Only the number is wanted: how many lines contain the string "Daily"?

(begin)

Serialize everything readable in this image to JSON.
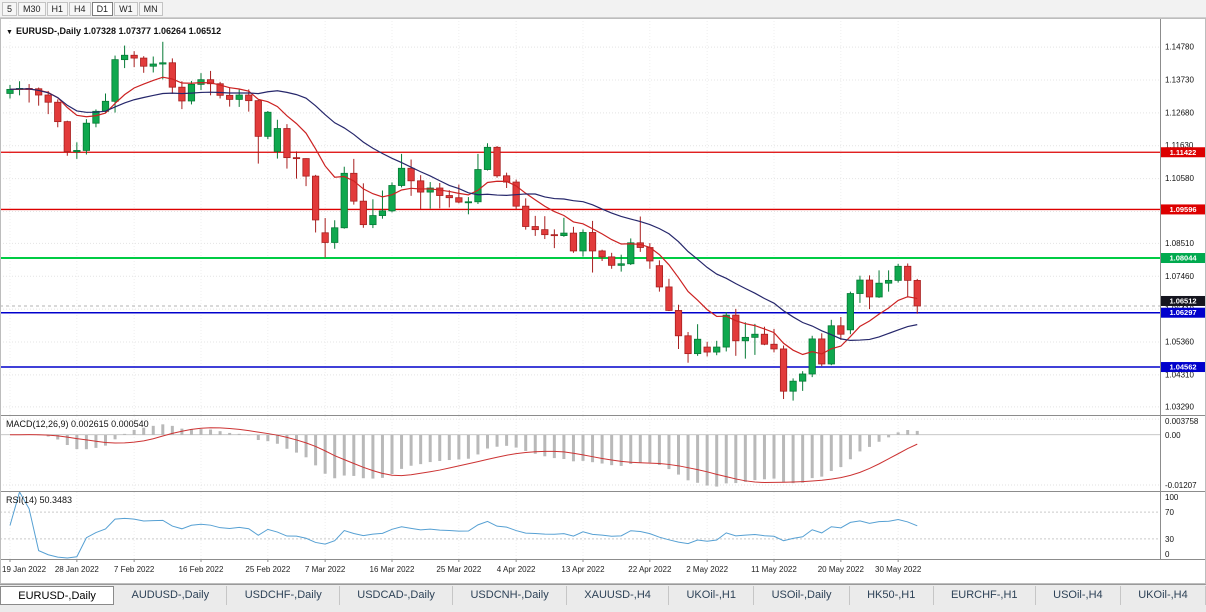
{
  "toolbar": {
    "timeframes": [
      {
        "label": "5",
        "active": false
      },
      {
        "label": "M30",
        "active": false
      },
      {
        "label": "H1",
        "active": false
      },
      {
        "label": "H4",
        "active": false
      },
      {
        "label": "D1",
        "active": true
      },
      {
        "label": "W1",
        "active": false
      },
      {
        "label": "MN",
        "active": false
      }
    ]
  },
  "symbol_header": {
    "dropdown_icon": "▼",
    "symbol": "EURUSD-,Daily",
    "ohlc": "1.07328 1.07377 1.06264 1.06512"
  },
  "tabs": [
    {
      "label": "EURUSD-,Daily",
      "active": true
    },
    {
      "label": "AUDUSD-,Daily",
      "active": false
    },
    {
      "label": "USDCHF-,Daily",
      "active": false
    },
    {
      "label": "USDCAD-,Daily",
      "active": false
    },
    {
      "label": "USDCNH-,Daily",
      "active": false
    },
    {
      "label": "XAUUSD-,H4",
      "active": false
    },
    {
      "label": "UKOil-,H1",
      "active": false
    },
    {
      "label": "USOil-,Daily",
      "active": false
    },
    {
      "label": "HK50-,H1",
      "active": false
    },
    {
      "label": "EURCHF-,H1",
      "active": false
    },
    {
      "label": "USOil-,H4",
      "active": false
    },
    {
      "label": "UKOil-,H4",
      "active": false
    }
  ],
  "chart_data": {
    "type": "candlestick",
    "symbol": "EURUSD",
    "timeframe": "Daily",
    "ohlc_current": {
      "open": 1.07328,
      "high": 1.07377,
      "low": 1.06264,
      "close": 1.06512
    },
    "colors": {
      "up": "#0fa84e",
      "up_border": "#067a36",
      "down": "#e23b3b",
      "down_border": "#a81f1f"
    },
    "price_range": [
      1.0303,
      1.1571
    ],
    "y_axis": {
      "ticks": [
        {
          "label": "1.14780",
          "value": 1.1478
        },
        {
          "label": "1.13730",
          "value": 1.1373
        },
        {
          "label": "1.12680",
          "value": 1.1268
        },
        {
          "label": "1.11630",
          "value": 1.1163
        },
        {
          "label": "1.10580",
          "value": 1.1058
        },
        {
          "label": "1.09530",
          "value": 1.0953
        },
        {
          "label": "1.08510",
          "value": 1.0851
        },
        {
          "label": "1.07460",
          "value": 1.0746
        },
        {
          "label": "1.06410",
          "value": 1.0641
        },
        {
          "label": "1.05360",
          "value": 1.0536
        },
        {
          "label": "1.04310",
          "value": 1.0431
        },
        {
          "label": "1.03290",
          "value": 1.0329
        }
      ]
    },
    "x_axis": {
      "ticks": [
        {
          "label": "19 Jan 2022",
          "index": 0
        },
        {
          "label": "28 Jan 2022",
          "index": 7
        },
        {
          "label": "7 Feb 2022",
          "index": 13
        },
        {
          "label": "16 Feb 2022",
          "index": 20
        },
        {
          "label": "25 Feb 2022",
          "index": 27
        },
        {
          "label": "7 Mar 2022",
          "index": 33
        },
        {
          "label": "16 Mar 2022",
          "index": 40
        },
        {
          "label": "25 Mar 2022",
          "index": 47
        },
        {
          "label": "4 Apr 2022",
          "index": 53
        },
        {
          "label": "13 Apr 2022",
          "index": 60
        },
        {
          "label": "22 Apr 2022",
          "index": 67
        },
        {
          "label": "2 May 2022",
          "index": 73
        },
        {
          "label": "11 May 2022",
          "index": 80
        },
        {
          "label": "20 May 2022",
          "index": 87
        },
        {
          "label": "30 May 2022",
          "index": 93
        }
      ]
    },
    "candles": [
      [
        1.133,
        1.1357,
        1.1314,
        1.1343
      ],
      [
        1.1343,
        1.1369,
        1.1324,
        1.1346
      ],
      [
        1.1346,
        1.136,
        1.1301,
        1.1345
      ],
      [
        1.1345,
        1.1349,
        1.1291,
        1.1325
      ],
      [
        1.1325,
        1.1338,
        1.1264,
        1.1302
      ],
      [
        1.1302,
        1.1311,
        1.1222,
        1.124
      ],
      [
        1.124,
        1.1243,
        1.1131,
        1.1144
      ],
      [
        1.1144,
        1.1174,
        1.1121,
        1.1148
      ],
      [
        1.1148,
        1.1248,
        1.1135,
        1.1235
      ],
      [
        1.1235,
        1.1279,
        1.1222,
        1.1273
      ],
      [
        1.1273,
        1.133,
        1.1266,
        1.1305
      ],
      [
        1.1305,
        1.1451,
        1.1269,
        1.1438
      ],
      [
        1.1438,
        1.1483,
        1.1411,
        1.1452
      ],
      [
        1.1452,
        1.1465,
        1.1414,
        1.1443
      ],
      [
        1.1443,
        1.1449,
        1.1396,
        1.1417
      ],
      [
        1.1417,
        1.1448,
        1.1397,
        1.1424
      ],
      [
        1.1424,
        1.1495,
        1.1375,
        1.1428
      ],
      [
        1.1428,
        1.1442,
        1.1329,
        1.135
      ],
      [
        1.135,
        1.1369,
        1.128,
        1.1306
      ],
      [
        1.1306,
        1.137,
        1.1295,
        1.1359
      ],
      [
        1.1359,
        1.1395,
        1.1341,
        1.1374
      ],
      [
        1.1374,
        1.1402,
        1.1324,
        1.1361
      ],
      [
        1.1361,
        1.1367,
        1.1314,
        1.1324
      ],
      [
        1.1324,
        1.135,
        1.1288,
        1.1311
      ],
      [
        1.1311,
        1.1344,
        1.1287,
        1.1325
      ],
      [
        1.1325,
        1.1343,
        1.1272,
        1.1307
      ],
      [
        1.1307,
        1.1309,
        1.1106,
        1.1193
      ],
      [
        1.1193,
        1.1274,
        1.1184,
        1.127
      ],
      [
        1.1145,
        1.1246,
        1.1122,
        1.1218
      ],
      [
        1.1218,
        1.1232,
        1.109,
        1.1125
      ],
      [
        1.1125,
        1.1145,
        1.1058,
        1.1122
      ],
      [
        1.1122,
        1.1123,
        1.1034,
        1.1066
      ],
      [
        1.1066,
        1.107,
        1.0886,
        1.0926
      ],
      [
        1.0885,
        1.0932,
        1.0806,
        1.0854
      ],
      [
        1.0854,
        1.0925,
        1.0834,
        1.0901
      ],
      [
        1.0901,
        1.1096,
        1.0898,
        1.1075
      ],
      [
        1.1075,
        1.1121,
        1.0975,
        1.0986
      ],
      [
        1.0986,
        1.1043,
        1.0901,
        1.0911
      ],
      [
        1.0911,
        1.0992,
        1.09,
        1.094
      ],
      [
        1.094,
        1.102,
        1.093,
        1.0955
      ],
      [
        1.0955,
        1.1046,
        1.095,
        1.1036
      ],
      [
        1.1036,
        1.1137,
        1.103,
        1.1091
      ],
      [
        1.1091,
        1.1119,
        1.1003,
        1.1051
      ],
      [
        1.1051,
        1.1069,
        1.0961,
        1.1015
      ],
      [
        1.1015,
        1.1047,
        1.0962,
        1.1028
      ],
      [
        1.1028,
        1.1044,
        1.0963,
        1.1004
      ],
      [
        1.1004,
        1.1021,
        1.0966,
        1.0997
      ],
      [
        1.0997,
        1.1039,
        1.0979,
        1.0983
      ],
      [
        1.0983,
        1.0999,
        1.0944,
        1.0984
      ],
      [
        1.0984,
        1.1137,
        1.0977,
        1.1087
      ],
      [
        1.1087,
        1.1171,
        1.1084,
        1.1158
      ],
      [
        1.1158,
        1.1162,
        1.1061,
        1.1067
      ],
      [
        1.1067,
        1.1077,
        1.1028,
        1.1047
      ],
      [
        1.1047,
        1.1055,
        1.096,
        1.097
      ],
      [
        1.097,
        1.0995,
        1.0895,
        1.0905
      ],
      [
        1.0905,
        1.0939,
        1.0875,
        1.0895
      ],
      [
        1.0895,
        1.0938,
        1.0865,
        1.0879
      ],
      [
        1.0879,
        1.0896,
        1.0836,
        1.0876
      ],
      [
        1.0876,
        1.0933,
        1.0872,
        1.0884
      ],
      [
        1.0884,
        1.0904,
        1.0821,
        1.0827
      ],
      [
        1.0827,
        1.0896,
        1.0809,
        1.0886
      ],
      [
        1.0886,
        1.0923,
        1.0758,
        1.0827
      ],
      [
        1.0827,
        1.0831,
        1.0795,
        1.0808
      ],
      [
        1.0808,
        1.0821,
        1.077,
        1.0781
      ],
      [
        1.0781,
        1.0815,
        1.0761,
        1.0786
      ],
      [
        1.0786,
        1.0867,
        1.0782,
        1.0853
      ],
      [
        1.0853,
        1.0937,
        1.0824,
        1.0838
      ],
      [
        1.0838,
        1.0852,
        1.077,
        1.0795
      ],
      [
        1.078,
        1.0797,
        1.0697,
        1.0712
      ],
      [
        1.0712,
        1.0738,
        1.0635,
        1.0637
      ],
      [
        1.0637,
        1.0655,
        1.0514,
        1.0556
      ],
      [
        1.0556,
        1.0568,
        1.047,
        1.0499
      ],
      [
        1.0499,
        1.0593,
        1.0492,
        1.0545
      ],
      [
        1.052,
        1.0537,
        1.049,
        1.0504
      ],
      [
        1.0504,
        1.054,
        1.0494,
        1.052
      ],
      [
        1.052,
        1.0632,
        1.0506,
        1.0622
      ],
      [
        1.0622,
        1.0642,
        1.0492,
        1.054
      ],
      [
        1.054,
        1.0599,
        1.0483,
        1.0551
      ],
      [
        1.0551,
        1.0594,
        1.0495,
        1.0561
      ],
      [
        1.0561,
        1.0585,
        1.0526,
        1.0529
      ],
      [
        1.0529,
        1.0578,
        1.0503,
        1.0514
      ],
      [
        1.0514,
        1.0525,
        1.0354,
        1.0379
      ],
      [
        1.0379,
        1.042,
        1.0349,
        1.0411
      ],
      [
        1.0411,
        1.0443,
        1.038,
        1.0434
      ],
      [
        1.0434,
        1.0556,
        1.0424,
        1.0546
      ],
      [
        1.0546,
        1.0564,
        1.0459,
        1.0466
      ],
      [
        1.0466,
        1.0607,
        1.0462,
        1.0588
      ],
      [
        1.0588,
        1.0616,
        1.0543,
        1.0561
      ],
      [
        1.0575,
        1.0697,
        1.0561,
        1.0691
      ],
      [
        1.0691,
        1.0748,
        1.0661,
        1.0734
      ],
      [
        1.0734,
        1.0749,
        1.0641,
        1.068
      ],
      [
        1.068,
        1.0765,
        1.0677,
        1.0724
      ],
      [
        1.0724,
        1.0765,
        1.0697,
        1.0733
      ],
      [
        1.0733,
        1.0786,
        1.0726,
        1.0778
      ],
      [
        1.0778,
        1.0787,
        1.0678,
        1.0733
      ],
      [
        1.07328,
        1.07377,
        1.06264,
        1.06512
      ]
    ],
    "moving_averages": [
      {
        "name": "fast-ma",
        "period": 10,
        "method": "ema",
        "color": "#cc2222"
      },
      {
        "name": "slow-ma",
        "period": 21,
        "method": "sma",
        "color": "#26276b"
      }
    ],
    "levels": [
      {
        "value": 1.11422,
        "label": "1.11422",
        "color": "#dd0000",
        "badge_color": "#dd0000",
        "width": 1.3
      },
      {
        "value": 1.09596,
        "label": "1.09596",
        "color": "#dd0000",
        "badge_color": "#dd0000",
        "width": 1.3
      },
      {
        "value": 1.08044,
        "label": "1.08044",
        "color": "#00cc44",
        "badge_color": "#00a94e",
        "width": 2
      },
      {
        "value": 1.06297,
        "label": "1.06297",
        "color": "#0000cc",
        "badge_color": "#0000cc",
        "width": 1.5
      },
      {
        "value": 1.04562,
        "label": "1.04562",
        "color": "#0000cc",
        "badge_color": "#0000cc",
        "width": 1.5
      }
    ],
    "current_price": {
      "value": 1.06512,
      "label": "1.06512",
      "badge_color": "#15151f"
    },
    "indicators": {
      "macd": {
        "label": "MACD(12,26,9)",
        "value_main": "0.002615",
        "value_signal": "0.000540",
        "fast": 12,
        "slow": 26,
        "signal_period": 9,
        "histogram_color": "#b9b9b9",
        "signal_color": "#cc3333",
        "axis": [
          {
            "label": "0.003758",
            "value": 0.003758
          },
          {
            "label": "0.00",
            "value": 0
          },
          {
            "label": "-0.01207",
            "value": -0.01207
          }
        ],
        "range": [
          -0.0135,
          0.0045
        ]
      },
      "rsi": {
        "label": "RSI(14)",
        "value": "50.3483",
        "period": 14,
        "line_color": "#56a0d3",
        "levels": [
          70,
          30
        ],
        "axis": [
          {
            "label": "100",
            "value": 100
          },
          {
            "label": "70",
            "value": 70
          },
          {
            "label": "30",
            "value": 30
          },
          {
            "label": "0",
            "value": 0
          }
        ],
        "range": [
          0,
          100
        ]
      }
    }
  }
}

(end)

#### Result:
8